→ **DIRECTIONS**
Please rewrite the stretch of data from the start through the line containing "295, 474, 309]", substituting "price-cell" for "quote-cell" and leaving everything else unchanged.

[Element region listings]
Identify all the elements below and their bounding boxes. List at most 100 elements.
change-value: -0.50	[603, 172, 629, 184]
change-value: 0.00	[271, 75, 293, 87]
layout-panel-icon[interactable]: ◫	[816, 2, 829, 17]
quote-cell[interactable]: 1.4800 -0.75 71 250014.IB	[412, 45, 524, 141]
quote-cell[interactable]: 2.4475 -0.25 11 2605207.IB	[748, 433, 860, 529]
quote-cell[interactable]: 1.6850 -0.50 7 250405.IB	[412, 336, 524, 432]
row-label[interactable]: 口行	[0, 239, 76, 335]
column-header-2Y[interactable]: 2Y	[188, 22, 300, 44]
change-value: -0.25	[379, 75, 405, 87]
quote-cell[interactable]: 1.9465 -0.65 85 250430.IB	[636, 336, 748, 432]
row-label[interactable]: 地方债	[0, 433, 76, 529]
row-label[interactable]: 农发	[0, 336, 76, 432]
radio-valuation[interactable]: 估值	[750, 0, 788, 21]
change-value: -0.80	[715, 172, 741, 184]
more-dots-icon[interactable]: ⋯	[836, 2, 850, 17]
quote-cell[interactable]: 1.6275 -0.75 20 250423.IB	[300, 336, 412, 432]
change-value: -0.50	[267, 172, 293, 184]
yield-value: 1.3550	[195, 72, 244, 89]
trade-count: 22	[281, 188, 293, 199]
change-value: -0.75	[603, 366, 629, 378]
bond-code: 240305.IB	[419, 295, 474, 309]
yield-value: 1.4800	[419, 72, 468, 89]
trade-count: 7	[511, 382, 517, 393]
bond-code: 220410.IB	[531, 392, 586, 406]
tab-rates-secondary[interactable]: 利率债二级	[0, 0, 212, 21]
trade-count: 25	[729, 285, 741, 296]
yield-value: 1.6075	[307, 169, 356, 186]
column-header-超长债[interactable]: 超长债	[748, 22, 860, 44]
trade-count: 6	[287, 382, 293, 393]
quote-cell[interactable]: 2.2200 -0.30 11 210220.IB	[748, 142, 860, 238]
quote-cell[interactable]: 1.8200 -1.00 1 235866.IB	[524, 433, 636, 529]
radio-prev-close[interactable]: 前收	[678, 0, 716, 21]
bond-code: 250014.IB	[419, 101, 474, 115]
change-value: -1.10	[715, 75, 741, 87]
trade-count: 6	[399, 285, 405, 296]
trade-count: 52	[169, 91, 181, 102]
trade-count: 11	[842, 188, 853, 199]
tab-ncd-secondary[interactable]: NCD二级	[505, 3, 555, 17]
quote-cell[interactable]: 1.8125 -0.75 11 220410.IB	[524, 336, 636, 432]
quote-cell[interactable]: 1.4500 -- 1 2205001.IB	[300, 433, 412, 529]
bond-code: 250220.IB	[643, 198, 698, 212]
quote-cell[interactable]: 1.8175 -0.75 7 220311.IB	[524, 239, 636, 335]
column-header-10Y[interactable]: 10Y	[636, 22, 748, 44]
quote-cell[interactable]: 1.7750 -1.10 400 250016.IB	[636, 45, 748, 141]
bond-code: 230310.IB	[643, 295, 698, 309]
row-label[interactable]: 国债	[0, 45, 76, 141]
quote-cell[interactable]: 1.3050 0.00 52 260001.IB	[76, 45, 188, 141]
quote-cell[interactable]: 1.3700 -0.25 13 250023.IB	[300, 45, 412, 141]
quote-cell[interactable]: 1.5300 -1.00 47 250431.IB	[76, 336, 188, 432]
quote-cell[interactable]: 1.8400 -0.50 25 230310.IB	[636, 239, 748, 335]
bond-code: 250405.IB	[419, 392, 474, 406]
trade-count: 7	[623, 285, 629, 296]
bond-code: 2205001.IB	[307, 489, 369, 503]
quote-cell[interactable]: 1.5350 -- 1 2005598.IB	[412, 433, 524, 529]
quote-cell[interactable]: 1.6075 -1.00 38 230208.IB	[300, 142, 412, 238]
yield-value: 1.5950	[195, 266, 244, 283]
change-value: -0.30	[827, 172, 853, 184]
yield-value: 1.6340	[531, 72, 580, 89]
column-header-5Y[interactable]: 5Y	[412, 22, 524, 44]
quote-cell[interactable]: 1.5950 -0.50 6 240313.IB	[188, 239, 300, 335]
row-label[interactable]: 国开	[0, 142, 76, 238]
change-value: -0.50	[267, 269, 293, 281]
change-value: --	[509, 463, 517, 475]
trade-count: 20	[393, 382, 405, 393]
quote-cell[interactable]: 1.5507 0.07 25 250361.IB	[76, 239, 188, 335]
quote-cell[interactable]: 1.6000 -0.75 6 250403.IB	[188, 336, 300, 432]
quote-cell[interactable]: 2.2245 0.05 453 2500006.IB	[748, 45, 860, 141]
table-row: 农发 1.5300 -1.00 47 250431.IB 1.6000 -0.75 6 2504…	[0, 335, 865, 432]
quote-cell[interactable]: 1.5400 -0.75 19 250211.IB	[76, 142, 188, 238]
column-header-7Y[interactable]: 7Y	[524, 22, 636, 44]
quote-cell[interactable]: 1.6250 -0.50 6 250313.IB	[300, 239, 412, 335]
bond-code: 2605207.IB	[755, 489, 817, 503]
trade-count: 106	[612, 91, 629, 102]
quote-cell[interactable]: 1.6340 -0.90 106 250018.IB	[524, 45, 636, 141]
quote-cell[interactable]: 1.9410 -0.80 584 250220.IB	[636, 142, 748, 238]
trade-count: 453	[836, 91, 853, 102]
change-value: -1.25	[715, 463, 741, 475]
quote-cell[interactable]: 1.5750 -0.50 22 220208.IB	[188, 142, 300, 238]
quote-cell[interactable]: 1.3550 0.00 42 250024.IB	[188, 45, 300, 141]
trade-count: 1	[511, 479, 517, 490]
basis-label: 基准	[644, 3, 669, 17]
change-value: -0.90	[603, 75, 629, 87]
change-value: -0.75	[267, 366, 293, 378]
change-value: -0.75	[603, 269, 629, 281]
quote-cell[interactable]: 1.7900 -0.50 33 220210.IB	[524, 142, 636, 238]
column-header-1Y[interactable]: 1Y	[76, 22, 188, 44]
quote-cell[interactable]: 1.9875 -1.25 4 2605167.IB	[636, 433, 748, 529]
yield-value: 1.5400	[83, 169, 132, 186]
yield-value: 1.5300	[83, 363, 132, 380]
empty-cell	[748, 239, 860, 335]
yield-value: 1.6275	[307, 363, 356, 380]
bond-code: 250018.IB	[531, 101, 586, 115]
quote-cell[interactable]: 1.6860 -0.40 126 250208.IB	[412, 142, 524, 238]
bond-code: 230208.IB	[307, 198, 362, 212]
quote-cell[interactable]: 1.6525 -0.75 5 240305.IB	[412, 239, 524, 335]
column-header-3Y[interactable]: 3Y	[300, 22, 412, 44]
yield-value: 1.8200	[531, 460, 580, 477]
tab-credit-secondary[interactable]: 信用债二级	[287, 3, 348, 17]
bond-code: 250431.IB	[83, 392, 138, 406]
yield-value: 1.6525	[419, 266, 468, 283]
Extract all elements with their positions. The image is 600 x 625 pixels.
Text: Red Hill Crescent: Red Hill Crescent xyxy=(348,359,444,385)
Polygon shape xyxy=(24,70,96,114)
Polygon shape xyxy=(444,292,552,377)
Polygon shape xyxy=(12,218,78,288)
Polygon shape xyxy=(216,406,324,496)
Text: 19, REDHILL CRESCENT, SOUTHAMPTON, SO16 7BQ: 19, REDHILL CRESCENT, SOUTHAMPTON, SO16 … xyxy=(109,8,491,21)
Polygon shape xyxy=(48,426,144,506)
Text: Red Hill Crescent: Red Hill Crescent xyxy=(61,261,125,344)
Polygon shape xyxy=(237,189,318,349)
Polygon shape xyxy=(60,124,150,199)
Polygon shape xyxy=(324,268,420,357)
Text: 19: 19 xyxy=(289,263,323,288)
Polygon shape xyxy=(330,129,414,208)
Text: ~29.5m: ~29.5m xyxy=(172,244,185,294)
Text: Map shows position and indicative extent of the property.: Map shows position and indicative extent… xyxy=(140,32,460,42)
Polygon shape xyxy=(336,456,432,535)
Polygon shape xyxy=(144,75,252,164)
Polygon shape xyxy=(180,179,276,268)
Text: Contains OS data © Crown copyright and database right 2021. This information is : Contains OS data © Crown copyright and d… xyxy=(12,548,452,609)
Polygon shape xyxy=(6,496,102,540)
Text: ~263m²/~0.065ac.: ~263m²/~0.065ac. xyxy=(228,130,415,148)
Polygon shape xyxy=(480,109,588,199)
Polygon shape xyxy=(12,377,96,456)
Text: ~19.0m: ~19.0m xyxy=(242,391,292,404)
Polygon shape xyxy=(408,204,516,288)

→ **ANSWER TO THE TASK**
Identify all the elements below and their bounding boxes. List at most 100 elements.
change-value: -0.50	[603, 172, 629, 184]
change-value: 0.00	[271, 75, 293, 87]
layout-panel-icon[interactable]: ◫	[816, 2, 829, 17]
price-cell[interactable]: 1.4800 -0.75 71 250014.IB	[412, 45, 524, 141]
price-cell[interactable]: 2.4475 -0.25 11 2605207.IB	[748, 433, 860, 529]
price-cell[interactable]: 1.6850 -0.50 7 250405.IB	[412, 336, 524, 432]
row-label[interactable]: 口行	[0, 239, 76, 335]
column-header-2Y[interactable]: 2Y	[188, 22, 300, 44]
change-value: -0.25	[379, 75, 405, 87]
price-cell[interactable]: 1.9465 -0.65 85 250430.IB	[636, 336, 748, 432]
row-label[interactable]: 地方债	[0, 433, 76, 529]
row-label[interactable]: 农发	[0, 336, 76, 432]
radio-valuation[interactable]: 估值	[750, 0, 788, 21]
change-value: -0.80	[715, 172, 741, 184]
more-dots-icon[interactable]: ⋯	[836, 2, 850, 17]
price-cell[interactable]: 1.6275 -0.75 20 250423.IB	[300, 336, 412, 432]
change-value: -0.50	[267, 172, 293, 184]
yield-value: 1.3550	[195, 72, 244, 89]
trade-count: 22	[281, 188, 293, 199]
change-value: -0.75	[603, 366, 629, 378]
bond-code: 240305.IB	[419, 295, 474, 309]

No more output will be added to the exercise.